Problem description >> Take the records underneath and set them down exactly.

Task data >>
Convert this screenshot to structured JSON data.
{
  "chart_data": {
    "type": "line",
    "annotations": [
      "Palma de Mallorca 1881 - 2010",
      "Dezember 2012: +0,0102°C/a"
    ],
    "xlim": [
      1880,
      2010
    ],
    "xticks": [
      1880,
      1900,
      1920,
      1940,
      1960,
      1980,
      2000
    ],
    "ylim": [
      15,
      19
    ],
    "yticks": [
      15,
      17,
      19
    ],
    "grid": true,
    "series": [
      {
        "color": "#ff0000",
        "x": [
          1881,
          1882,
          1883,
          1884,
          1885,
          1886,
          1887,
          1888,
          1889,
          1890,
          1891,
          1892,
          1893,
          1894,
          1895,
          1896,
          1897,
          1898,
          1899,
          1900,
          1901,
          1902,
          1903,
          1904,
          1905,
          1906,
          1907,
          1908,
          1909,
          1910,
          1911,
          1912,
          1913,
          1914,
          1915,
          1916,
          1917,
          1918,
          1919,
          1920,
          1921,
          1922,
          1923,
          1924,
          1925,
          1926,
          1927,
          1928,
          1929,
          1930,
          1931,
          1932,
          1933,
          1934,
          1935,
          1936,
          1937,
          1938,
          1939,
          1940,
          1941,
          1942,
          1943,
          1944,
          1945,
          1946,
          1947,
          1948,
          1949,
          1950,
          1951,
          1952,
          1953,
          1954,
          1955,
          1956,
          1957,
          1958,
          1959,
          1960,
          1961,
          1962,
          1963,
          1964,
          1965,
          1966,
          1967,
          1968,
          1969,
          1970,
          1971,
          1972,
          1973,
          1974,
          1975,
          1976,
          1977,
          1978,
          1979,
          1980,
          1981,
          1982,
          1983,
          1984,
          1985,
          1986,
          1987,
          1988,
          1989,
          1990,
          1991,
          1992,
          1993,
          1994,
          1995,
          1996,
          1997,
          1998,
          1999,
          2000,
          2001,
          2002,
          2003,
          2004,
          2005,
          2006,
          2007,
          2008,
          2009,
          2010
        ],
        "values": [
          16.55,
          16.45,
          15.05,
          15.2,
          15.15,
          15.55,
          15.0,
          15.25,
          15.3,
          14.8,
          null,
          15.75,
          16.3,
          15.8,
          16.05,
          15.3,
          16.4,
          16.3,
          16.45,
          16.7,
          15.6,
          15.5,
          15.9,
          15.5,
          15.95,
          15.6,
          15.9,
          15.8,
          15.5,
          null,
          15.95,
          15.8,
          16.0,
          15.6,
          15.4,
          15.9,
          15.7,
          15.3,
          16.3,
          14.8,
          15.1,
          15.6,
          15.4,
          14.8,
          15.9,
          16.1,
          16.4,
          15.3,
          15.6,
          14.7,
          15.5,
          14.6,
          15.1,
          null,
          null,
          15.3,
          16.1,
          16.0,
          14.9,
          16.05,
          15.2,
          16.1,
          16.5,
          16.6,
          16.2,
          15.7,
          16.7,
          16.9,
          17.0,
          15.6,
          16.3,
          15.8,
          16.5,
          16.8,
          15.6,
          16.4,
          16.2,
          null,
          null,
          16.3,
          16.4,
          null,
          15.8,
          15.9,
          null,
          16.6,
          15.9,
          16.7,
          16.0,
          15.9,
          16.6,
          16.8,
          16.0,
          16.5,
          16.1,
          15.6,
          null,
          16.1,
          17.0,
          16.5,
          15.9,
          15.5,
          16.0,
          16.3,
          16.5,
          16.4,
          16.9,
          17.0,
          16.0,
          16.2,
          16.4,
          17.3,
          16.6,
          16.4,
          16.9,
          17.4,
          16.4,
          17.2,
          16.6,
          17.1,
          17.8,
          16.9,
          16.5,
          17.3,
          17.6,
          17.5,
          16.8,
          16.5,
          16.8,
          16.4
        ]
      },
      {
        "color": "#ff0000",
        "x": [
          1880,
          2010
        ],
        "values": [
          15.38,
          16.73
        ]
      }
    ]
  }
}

Response for this exercise >>
Convert this screenshot to structured JSON data.
{
  "chart_data": {
    "type": "line",
    "annotations": [
      "Palma de Mallorca 1881 - 2010",
      "Dezember 2012: +0,0102°C/a"
    ],
    "xlim": [
      1880,
      2010
    ],
    "xticks": [
      1880,
      1900,
      1920,
      1940,
      1960,
      1980,
      2000
    ],
    "ylim": [
      15,
      19
    ],
    "yticks": [
      15,
      17,
      19
    ],
    "grid": true,
    "series": [
      {
        "color": "#ff0000",
        "x": [
          1881,
          1882,
          1883,
          1884,
          1885,
          1886,
          1887,
          1888,
          1889,
          1890,
          1891,
          1892,
          1893,
          1894,
          1895,
          1896,
          1897,
          1898,
          1899,
          1900,
          1901,
          1902,
          1903,
          1904,
          1905,
          1906,
          1907,
          1908,
          1909,
          1910,
          1911,
          1912,
          1913,
          1914,
          1915,
          1916,
          1917,
          1918,
          1919,
          1920,
          1921,
          1922,
          1923,
          1924,
          1925,
          1926,
          1927,
          1928,
          1929,
          1930,
          1931,
          1932,
          1933,
          1934,
          1935,
          1936,
          1937,
          1938,
          1939,
          1940,
          1941,
          1942,
          1943,
          1944,
          1945,
          1946,
          1947,
          1948,
          1949,
          1950,
          1951,
          1952,
          1953,
          1954,
          1955,
          1956,
          1957,
          1958,
          1959,
          1960,
          1961,
          1962,
          1963,
          1964,
          1965,
          1966,
          1967,
          1968,
          1969,
          1970,
          1971,
          1972,
          1973,
          1974,
          1975,
          1976,
          1977,
          1978,
          1979,
          1980,
          1981,
          1982,
          1983,
          1984,
          1985,
          1986,
          1987,
          1988,
          1989,
          1990,
          1991,
          1992,
          1993,
          1994,
          1995,
          1996,
          1997,
          1998,
          1999,
          2000,
          2001,
          2002,
          2003,
          2004,
          2005,
          2006,
          2007,
          2008,
          2009,
          2010
        ],
        "values": [
          16.55,
          16.45,
          15.05,
          15.2,
          15.15,
          15.55,
          15.0,
          15.25,
          15.3,
          14.8,
          null,
          15.75,
          16.3,
          15.8,
          16.05,
          15.3,
          16.4,
          16.3,
          16.45,
          16.7,
          15.6,
          15.5,
          15.9,
          15.5,
          15.95,
          15.6,
          15.9,
          15.8,
          15.5,
          null,
          15.95,
          15.8,
          16.0,
          15.6,
          15.4,
          15.9,
          15.7,
          15.3,
          16.3,
          14.8,
          15.1,
          15.6,
          15.4,
          14.8,
          15.9,
          16.1,
          16.4,
          15.3,
          15.6,
          14.7,
          15.5,
          14.6,
          15.1,
          null,
          null,
          15.3,
          16.1,
          16.0,
          14.9,
          16.05,
          15.2,
          16.1,
          16.5,
          16.6,
          16.2,
          15.7,
          16.7,
          16.9,
          17.0,
          15.6,
          16.3,
          15.8,
          16.5,
          16.8,
          15.6,
          16.4,
          16.2,
          null,
          null,
          16.3,
          16.4,
          null,
          15.8,
          15.9,
          null,
          16.6,
          15.9,
          16.7,
          16.0,
          15.9,
          16.6,
          16.8,
          16.0,
          16.5,
          16.1,
          15.6,
          null,
          16.1,
          17.0,
          16.5,
          15.9,
          15.5,
          16.0,
          16.3,
          16.5,
          16.4,
          16.9,
          17.0,
          16.0,
          16.2,
          16.4,
          17.3,
          16.6,
          16.4,
          16.9,
          17.4,
          16.4,
          17.2,
          16.6,
          17.1,
          17.8,
          16.9,
          16.5,
          17.3,
          17.6,
          17.5,
          16.8,
          16.5,
          16.8,
          16.4
        ]
      },
      {
        "color": "#ff0000",
        "x": [
          1880,
          2010
        ],
        "values": [
          15.38,
          16.73
        ]
      }
    ]
  }
}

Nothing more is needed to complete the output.